[A block of data]
-- BEGIN --
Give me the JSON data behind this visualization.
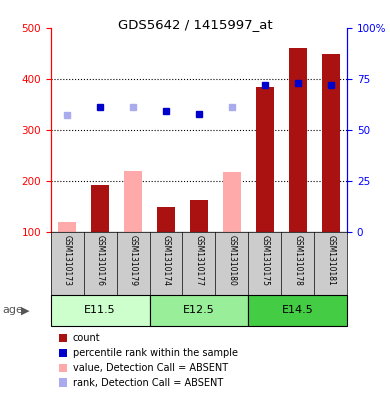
{
  "title": "GDS5642 / 1415997_at",
  "samples": [
    "GSM1310173",
    "GSM1310176",
    "GSM1310179",
    "GSM1310174",
    "GSM1310177",
    "GSM1310180",
    "GSM1310175",
    "GSM1310178",
    "GSM1310181"
  ],
  "groups": [
    {
      "label": "E11.5",
      "indices": [
        0,
        1,
        2
      ],
      "color": "#ccffcc"
    },
    {
      "label": "E12.5",
      "indices": [
        3,
        4,
        5
      ],
      "color": "#99ee99"
    },
    {
      "label": "E14.5",
      "indices": [
        6,
        7,
        8
      ],
      "color": "#44cc44"
    }
  ],
  "count_values": [
    null,
    192,
    null,
    148,
    162,
    null,
    383,
    460,
    448
  ],
  "count_absent": [
    120,
    null,
    null,
    null,
    null,
    null,
    null,
    null,
    null
  ],
  "value_absent": [
    null,
    null,
    220,
    null,
    null,
    218,
    null,
    null,
    null
  ],
  "rank_present": [
    null,
    345,
    null,
    336,
    330,
    null,
    387,
    392,
    387
  ],
  "rank_absent": [
    328,
    null,
    345,
    null,
    null,
    345,
    null,
    null,
    null
  ],
  "ylim_left": [
    100,
    500
  ],
  "ylim_right": [
    0,
    100
  ],
  "yticks_left": [
    100,
    200,
    300,
    400,
    500
  ],
  "yticks_right": [
    0,
    25,
    50,
    75,
    100
  ],
  "bar_color_present": "#aa1111",
  "bar_color_absent": "#ffaaaa",
  "rank_color_present": "#0000cc",
  "rank_color_absent": "#aaaaee",
  "sample_bg": "#cccccc",
  "legend_items": [
    {
      "color": "#aa1111",
      "label": "count"
    },
    {
      "color": "#0000cc",
      "label": "percentile rank within the sample"
    },
    {
      "color": "#ffaaaa",
      "label": "value, Detection Call = ABSENT"
    },
    {
      "color": "#aaaaee",
      "label": "rank, Detection Call = ABSENT"
    }
  ]
}
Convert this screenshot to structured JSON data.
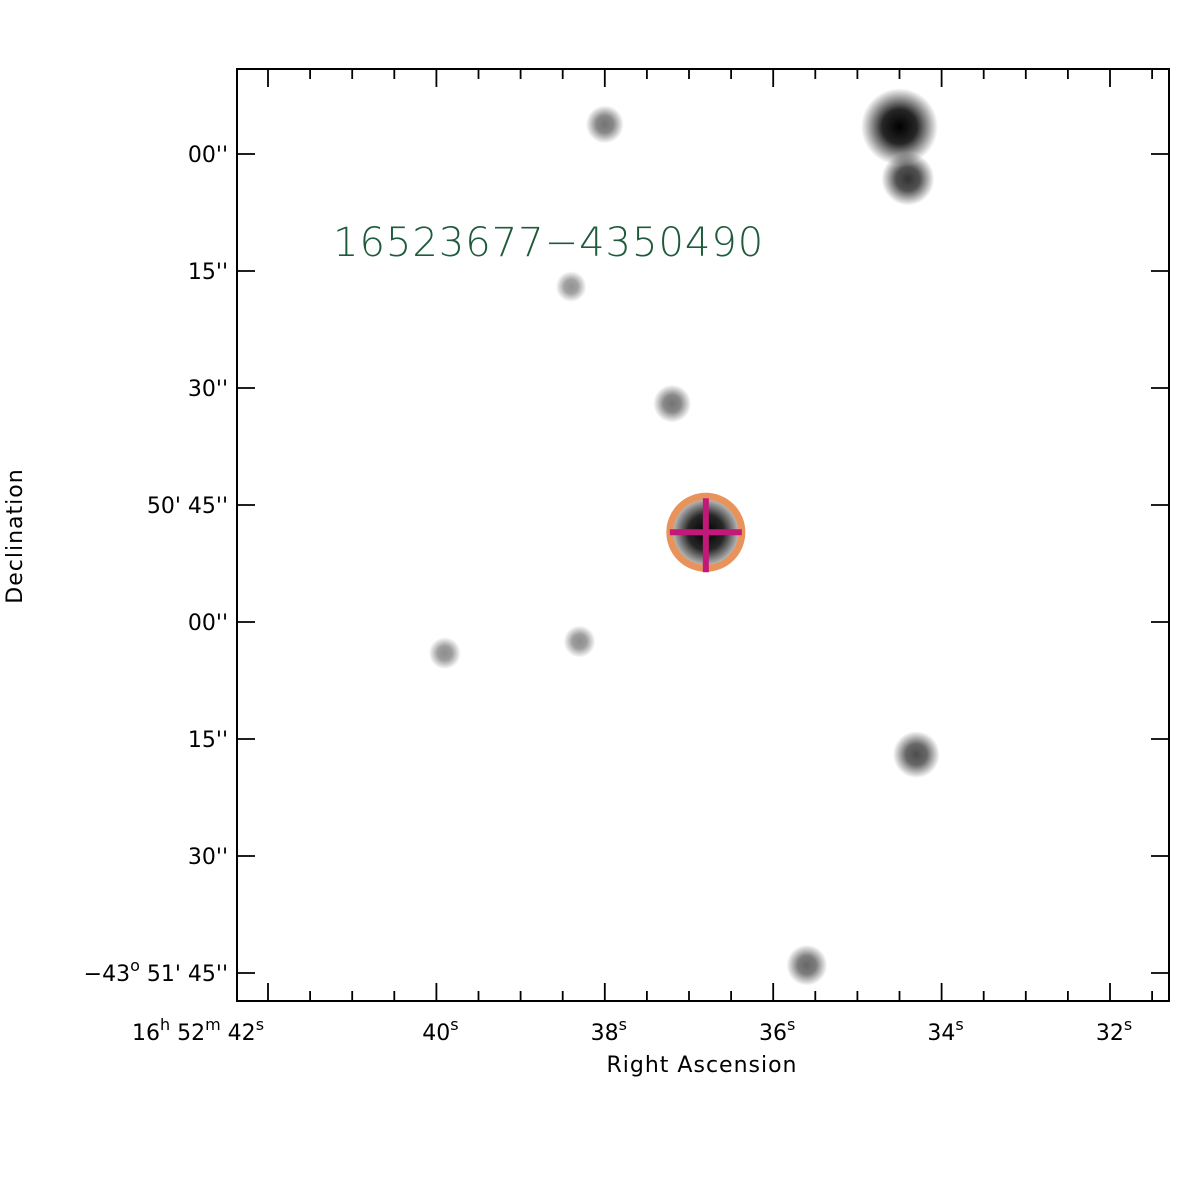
{
  "source_label": "16523677−4350490",
  "axes": {
    "xlabel": "Right Ascension",
    "ylabel": "Declination"
  },
  "ra_ticks": [
    {
      "value_sec": 42,
      "label_h": "16",
      "label_m": "52",
      "label_s": "42"
    },
    {
      "value_sec": 40,
      "label_s": "40"
    },
    {
      "value_sec": 38,
      "label_s": "38"
    },
    {
      "value_sec": 36,
      "label_s": "36"
    },
    {
      "value_sec": 34,
      "label_s": "34"
    },
    {
      "value_sec": 32,
      "label_s": "32"
    }
  ],
  "dec_ticks": [
    {
      "arcsec": 0,
      "label": "00''"
    },
    {
      "arcsec": -15,
      "label": "15''"
    },
    {
      "arcsec": -30,
      "label": "30''"
    },
    {
      "arcsec": -45,
      "label_min": "50'",
      "label": "45''"
    },
    {
      "arcsec": -60,
      "label": "00''"
    },
    {
      "arcsec": -75,
      "label": "15''"
    },
    {
      "arcsec": -90,
      "label": "30''"
    },
    {
      "arcsec": -105,
      "label_deg": "−43",
      "label_min": "51'",
      "label": "45''"
    }
  ],
  "units": {
    "h": "h",
    "m": "m",
    "s": "s",
    "deg": "o"
  },
  "colors": {
    "label": "#1e5a3c",
    "circle": "#e8935c",
    "crosshair": "#c2187a",
    "frame": "#000000"
  },
  "sources": [
    {
      "ra_sec": 36.8,
      "dec_arcsec": -48.5,
      "brightness": 1.0,
      "role": "target"
    },
    {
      "ra_sec": 34.5,
      "dec_arcsec": 3.5,
      "brightness": 0.95
    },
    {
      "ra_sec": 34.4,
      "dec_arcsec": -3.2,
      "brightness": 0.55
    },
    {
      "ra_sec": 38.0,
      "dec_arcsec": 3.8,
      "brightness": 0.3
    },
    {
      "ra_sec": 37.2,
      "dec_arcsec": -32.0,
      "brightness": 0.3
    },
    {
      "ra_sec": 38.4,
      "dec_arcsec": -17.0,
      "brightness": 0.18
    },
    {
      "ra_sec": 39.9,
      "dec_arcsec": -64.0,
      "brightness": 0.2
    },
    {
      "ra_sec": 38.3,
      "dec_arcsec": -62.5,
      "brightness": 0.2
    },
    {
      "ra_sec": 34.3,
      "dec_arcsec": -77.0,
      "brightness": 0.45
    },
    {
      "ra_sec": 35.6,
      "dec_arcsec": -104.0,
      "brightness": 0.35
    }
  ]
}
-- END --
WHAT THIS TASK INVOLVES
Above are the records; reproduce them exactly and leave out the pictures.

CORRECT RESPONSE
Give me the JSON data behind this visualization.
{
  "title": "GDS5642 / 1415997_at",
  "samples": [
    "GSM1310173",
    "GSM1310176",
    "GSM1310179",
    "GSM1310174",
    "GSM1310177",
    "GSM1310180",
    "GSM1310175",
    "GSM1310178",
    "GSM1310181"
  ],
  "groups": [
    {
      "label": "E11.5",
      "indices": [
        0,
        1,
        2
      ],
      "color": "#ccffcc"
    },
    {
      "label": "E12.5",
      "indices": [
        3,
        4,
        5
      ],
      "color": "#99ee99"
    },
    {
      "label": "E14.5",
      "indices": [
        6,
        7,
        8
      ],
      "color": "#44cc44"
    }
  ],
  "count_values": [
    null,
    192,
    null,
    148,
    162,
    null,
    383,
    460,
    448
  ],
  "count_absent": [
    120,
    null,
    null,
    null,
    null,
    null,
    null,
    null,
    null
  ],
  "value_absent": [
    null,
    null,
    220,
    null,
    null,
    218,
    null,
    null,
    null
  ],
  "rank_present": [
    null,
    345,
    null,
    336,
    330,
    null,
    387,
    392,
    387
  ],
  "rank_absent": [
    328,
    null,
    345,
    null,
    null,
    345,
    null,
    null,
    null
  ],
  "ylim_left": [
    100,
    500
  ],
  "ylim_right": [
    0,
    100
  ],
  "yticks_left": [
    100,
    200,
    300,
    400,
    500
  ],
  "yticks_right": [
    0,
    25,
    50,
    75,
    100
  ],
  "bar_color_present": "#aa1111",
  "bar_color_absent": "#ffaaaa",
  "rank_color_present": "#0000cc",
  "rank_color_absent": "#aaaaee",
  "sample_bg": "#cccccc",
  "legend_items": [
    {
      "color": "#aa1111",
      "label": "count"
    },
    {
      "color": "#0000cc",
      "label": "percentile rank within the sample"
    },
    {
      "color": "#ffaaaa",
      "label": "value, Detection Call = ABSENT"
    },
    {
      "color": "#aaaaee",
      "label": "rank, Detection Call = ABSENT"
    }
  ]
}
Convert this screenshot to structured JSON data.
{
  "source_label": "16523677−4350490",
  "axes": {
    "xlabel": "Right Ascension",
    "ylabel": "Declination"
  },
  "ra_ticks": [
    {
      "value_sec": 42,
      "label_h": "16",
      "label_m": "52",
      "label_s": "42"
    },
    {
      "value_sec": 40,
      "label_s": "40"
    },
    {
      "value_sec": 38,
      "label_s": "38"
    },
    {
      "value_sec": 36,
      "label_s": "36"
    },
    {
      "value_sec": 34,
      "label_s": "34"
    },
    {
      "value_sec": 32,
      "label_s": "32"
    }
  ],
  "dec_ticks": [
    {
      "arcsec": 0,
      "label": "00''"
    },
    {
      "arcsec": -15,
      "label": "15''"
    },
    {
      "arcsec": -30,
      "label": "30''"
    },
    {
      "arcsec": -45,
      "label_min": "50'",
      "label": "45''"
    },
    {
      "arcsec": -60,
      "label": "00''"
    },
    {
      "arcsec": -75,
      "label": "15''"
    },
    {
      "arcsec": -90,
      "label": "30''"
    },
    {
      "arcsec": -105,
      "label_deg": "−43",
      "label_min": "51'",
      "label": "45''"
    }
  ],
  "units": {
    "h": "h",
    "m": "m",
    "s": "s",
    "deg": "o"
  },
  "colors": {
    "label": "#1e5a3c",
    "circle": "#e8935c",
    "crosshair": "#c2187a",
    "frame": "#000000"
  },
  "sources": [
    {
      "ra_sec": 36.8,
      "dec_arcsec": -48.5,
      "brightness": 1.0,
      "role": "target"
    },
    {
      "ra_sec": 34.5,
      "dec_arcsec": 3.5,
      "brightness": 0.95
    },
    {
      "ra_sec": 34.4,
      "dec_arcsec": -3.2,
      "brightness": 0.55
    },
    {
      "ra_sec": 38.0,
      "dec_arcsec": 3.8,
      "brightness": 0.3
    },
    {
      "ra_sec": 37.2,
      "dec_arcsec": -32.0,
      "brightness": 0.3
    },
    {
      "ra_sec": 38.4,
      "dec_arcsec": -17.0,
      "brightness": 0.18
    },
    {
      "ra_sec": 39.9,
      "dec_arcsec": -64.0,
      "brightness": 0.2
    },
    {
      "ra_sec": 38.3,
      "dec_arcsec": -62.5,
      "brightness": 0.2
    },
    {
      "ra_sec": 34.3,
      "dec_arcsec": -77.0,
      "brightness": 0.45
    },
    {
      "ra_sec": 35.6,
      "dec_arcsec": -104.0,
      "brightness": 0.35
    }
  ]
}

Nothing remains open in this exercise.